# start of EXERCISE DATA
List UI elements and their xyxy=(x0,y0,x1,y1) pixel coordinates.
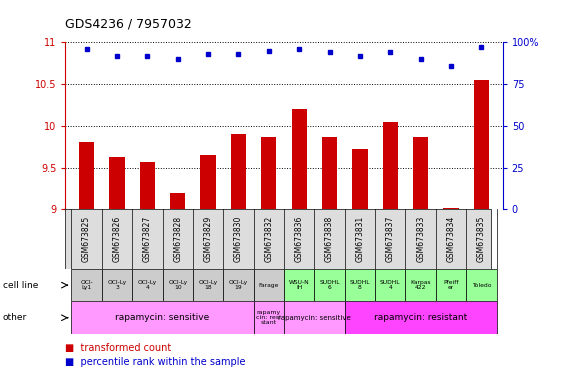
# end of EXERCISE DATA
# start of EXERCISE DATA
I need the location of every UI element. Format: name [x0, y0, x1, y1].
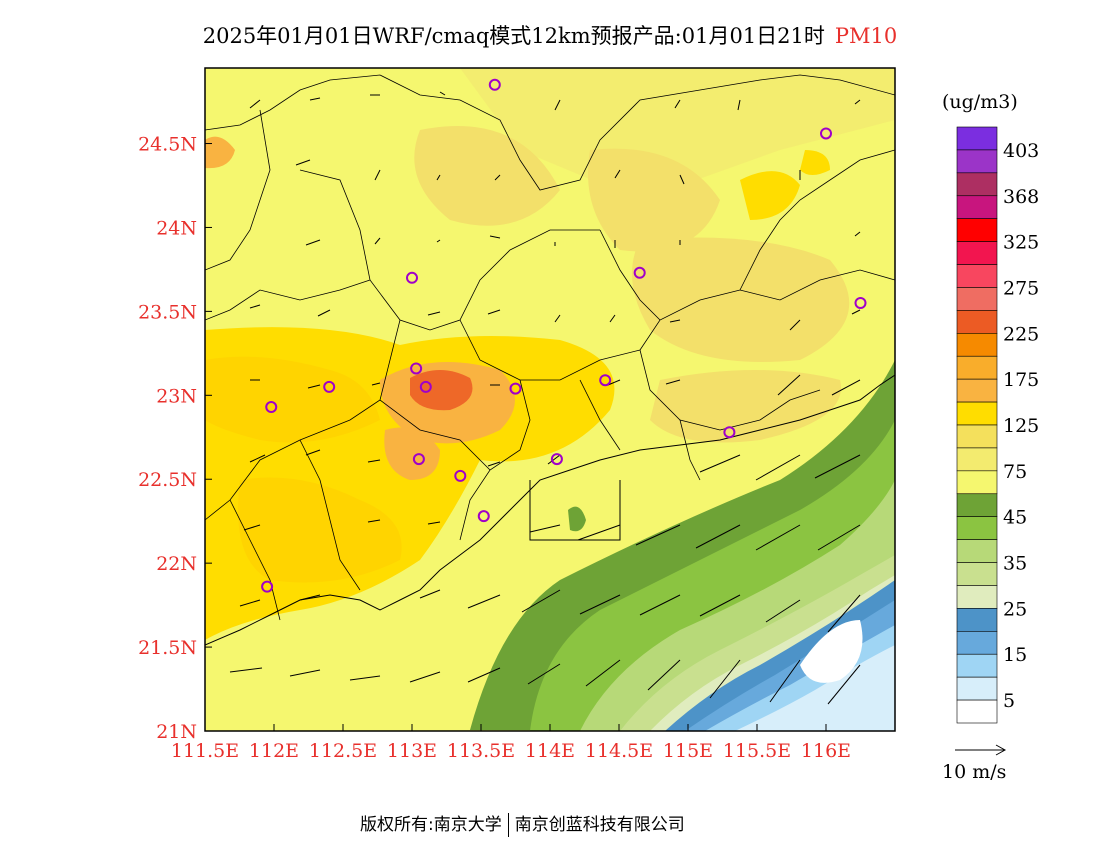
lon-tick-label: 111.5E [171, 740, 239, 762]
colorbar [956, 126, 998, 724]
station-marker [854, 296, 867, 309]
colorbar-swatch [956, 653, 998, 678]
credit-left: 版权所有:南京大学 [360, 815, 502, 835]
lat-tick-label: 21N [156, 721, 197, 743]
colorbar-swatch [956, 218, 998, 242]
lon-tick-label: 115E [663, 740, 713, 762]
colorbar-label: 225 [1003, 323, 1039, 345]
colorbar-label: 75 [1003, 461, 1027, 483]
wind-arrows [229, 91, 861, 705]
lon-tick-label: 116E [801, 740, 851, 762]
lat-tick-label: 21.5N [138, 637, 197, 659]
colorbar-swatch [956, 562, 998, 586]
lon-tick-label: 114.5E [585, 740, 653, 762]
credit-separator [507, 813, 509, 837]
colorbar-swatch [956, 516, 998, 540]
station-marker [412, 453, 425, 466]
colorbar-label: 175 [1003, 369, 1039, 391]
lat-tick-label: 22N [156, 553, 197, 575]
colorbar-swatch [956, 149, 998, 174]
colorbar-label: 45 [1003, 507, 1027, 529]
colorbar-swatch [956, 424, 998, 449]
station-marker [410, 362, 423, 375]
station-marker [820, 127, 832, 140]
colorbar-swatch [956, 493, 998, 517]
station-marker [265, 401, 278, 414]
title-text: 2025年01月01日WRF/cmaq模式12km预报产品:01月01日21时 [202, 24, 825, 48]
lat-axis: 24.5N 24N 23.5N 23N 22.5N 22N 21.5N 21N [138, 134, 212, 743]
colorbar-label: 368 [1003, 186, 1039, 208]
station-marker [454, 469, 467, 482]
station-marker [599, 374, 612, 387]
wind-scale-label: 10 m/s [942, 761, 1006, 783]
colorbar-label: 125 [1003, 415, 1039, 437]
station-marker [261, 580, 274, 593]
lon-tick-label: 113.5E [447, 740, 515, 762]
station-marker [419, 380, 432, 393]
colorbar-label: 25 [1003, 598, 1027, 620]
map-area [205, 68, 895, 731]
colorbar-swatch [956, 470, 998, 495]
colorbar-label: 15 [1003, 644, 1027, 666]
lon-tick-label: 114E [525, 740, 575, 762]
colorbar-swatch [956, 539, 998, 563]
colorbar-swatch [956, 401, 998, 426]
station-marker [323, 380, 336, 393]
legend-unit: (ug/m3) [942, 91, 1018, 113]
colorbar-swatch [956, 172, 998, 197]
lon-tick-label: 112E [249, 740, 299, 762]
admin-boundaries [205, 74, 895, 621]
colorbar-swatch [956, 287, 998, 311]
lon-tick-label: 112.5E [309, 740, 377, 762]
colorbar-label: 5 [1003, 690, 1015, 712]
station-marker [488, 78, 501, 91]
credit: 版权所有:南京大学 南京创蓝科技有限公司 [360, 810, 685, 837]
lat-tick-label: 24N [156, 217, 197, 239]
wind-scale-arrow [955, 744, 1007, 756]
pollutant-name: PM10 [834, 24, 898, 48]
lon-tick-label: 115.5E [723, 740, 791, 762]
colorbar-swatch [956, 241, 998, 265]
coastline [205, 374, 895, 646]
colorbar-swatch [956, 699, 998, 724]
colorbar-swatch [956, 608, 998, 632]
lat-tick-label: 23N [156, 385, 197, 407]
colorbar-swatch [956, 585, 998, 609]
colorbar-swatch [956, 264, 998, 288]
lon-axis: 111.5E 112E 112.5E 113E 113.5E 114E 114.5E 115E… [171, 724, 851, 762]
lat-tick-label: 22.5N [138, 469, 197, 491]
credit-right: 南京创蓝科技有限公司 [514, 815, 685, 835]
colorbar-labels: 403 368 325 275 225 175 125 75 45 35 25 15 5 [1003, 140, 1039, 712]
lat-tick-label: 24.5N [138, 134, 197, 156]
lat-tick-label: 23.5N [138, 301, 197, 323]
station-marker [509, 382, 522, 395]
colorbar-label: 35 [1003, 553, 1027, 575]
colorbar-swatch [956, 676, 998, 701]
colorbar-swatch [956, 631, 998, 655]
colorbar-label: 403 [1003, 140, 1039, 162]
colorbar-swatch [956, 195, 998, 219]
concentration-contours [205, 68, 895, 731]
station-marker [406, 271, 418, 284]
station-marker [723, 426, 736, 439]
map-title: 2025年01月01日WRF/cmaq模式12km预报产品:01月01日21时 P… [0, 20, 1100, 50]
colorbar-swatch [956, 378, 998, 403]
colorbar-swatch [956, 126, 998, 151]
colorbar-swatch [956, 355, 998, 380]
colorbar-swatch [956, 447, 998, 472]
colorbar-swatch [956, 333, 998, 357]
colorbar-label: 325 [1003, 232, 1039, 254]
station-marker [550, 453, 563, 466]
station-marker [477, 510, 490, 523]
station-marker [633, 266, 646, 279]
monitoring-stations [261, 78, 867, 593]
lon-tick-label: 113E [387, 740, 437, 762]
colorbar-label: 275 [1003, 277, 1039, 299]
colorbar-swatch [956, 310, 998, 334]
# end of EXERCISE DATA
== WHAT IS NEEDED ==
Render the data as a numbered list, from the line with "I need the location" to the line with "lon-tick-label: 114E [525, 740, 575, 762]", both included. Omit blank lines and leave the pictures out.

== COMPLETE RESPONSE ==
1. I need the location of every UI element. Format: name [x0, y0, x1, y1].
2. lon-tick-label: 111.5E [171, 740, 239, 762]
3. colorbar [956, 126, 998, 724]
4. station-marker [854, 296, 867, 309]
5. colorbar-swatch [956, 653, 998, 678]
6. credit-left: 版权所有:南京大学 [360, 815, 502, 835]
7. lat-tick-label: 21N [156, 721, 197, 743]
8. colorbar-swatch [956, 218, 998, 242]
9. lon-tick-label: 115E [663, 740, 713, 762]
10. colorbar-label: 225 [1003, 323, 1039, 345]
11. colorbar-label: 75 [1003, 461, 1027, 483]
12. wind-arrows [229, 91, 861, 705]
13. lon-tick-label: 116E [801, 740, 851, 762]
14. lat-tick-label: 21.5N [138, 637, 197, 659]
15. colorbar-swatch [956, 562, 998, 586]
16. lon-tick-label: 114.5E [585, 740, 653, 762]
17. credit-separator [507, 813, 509, 837]
18. colorbar-swatch [956, 516, 998, 540]
19. station-marker [412, 453, 425, 466]
20. colorbar-label: 175 [1003, 369, 1039, 391]
21. lat-tick-label: 22N [156, 553, 197, 575]
22. colorbar-swatch [956, 149, 998, 174]
23. colorbar-label: 45 [1003, 507, 1027, 529]
24. colorbar-swatch [956, 424, 998, 449]
25. station-marker [410, 362, 423, 375]
26. station-marker [820, 127, 832, 140]
27. colorbar-swatch [956, 493, 998, 517]
28. station-marker [265, 401, 278, 414]
29. title-text: 2025年01月01日WRF/cmaq模式12km预报产品:01月01日21时 [202, 24, 825, 48]
30. lat-axis: 24.5N 24N 23.5N 23N 22.5N 22N 21.5N 21N [138, 134, 212, 743]
31. colorbar-label: 368 [1003, 186, 1039, 208]
32. station-marker [454, 469, 467, 482]
33. station-marker [599, 374, 612, 387]
34. wind-scale-label: 10 m/s [942, 761, 1006, 783]
35. colorbar-label: 125 [1003, 415, 1039, 437]
36. station-marker [261, 580, 274, 593]
37. lon-tick-label: 113.5E [447, 740, 515, 762]
38. station-marker [419, 380, 432, 393]
39. colorbar-label: 25 [1003, 598, 1027, 620]
40. map-area [205, 68, 895, 731]
41. colorbar-swatch [956, 470, 998, 495]
42. colorbar-label: 15 [1003, 644, 1027, 666]
43. lon-tick-label: 114E [525, 740, 575, 762]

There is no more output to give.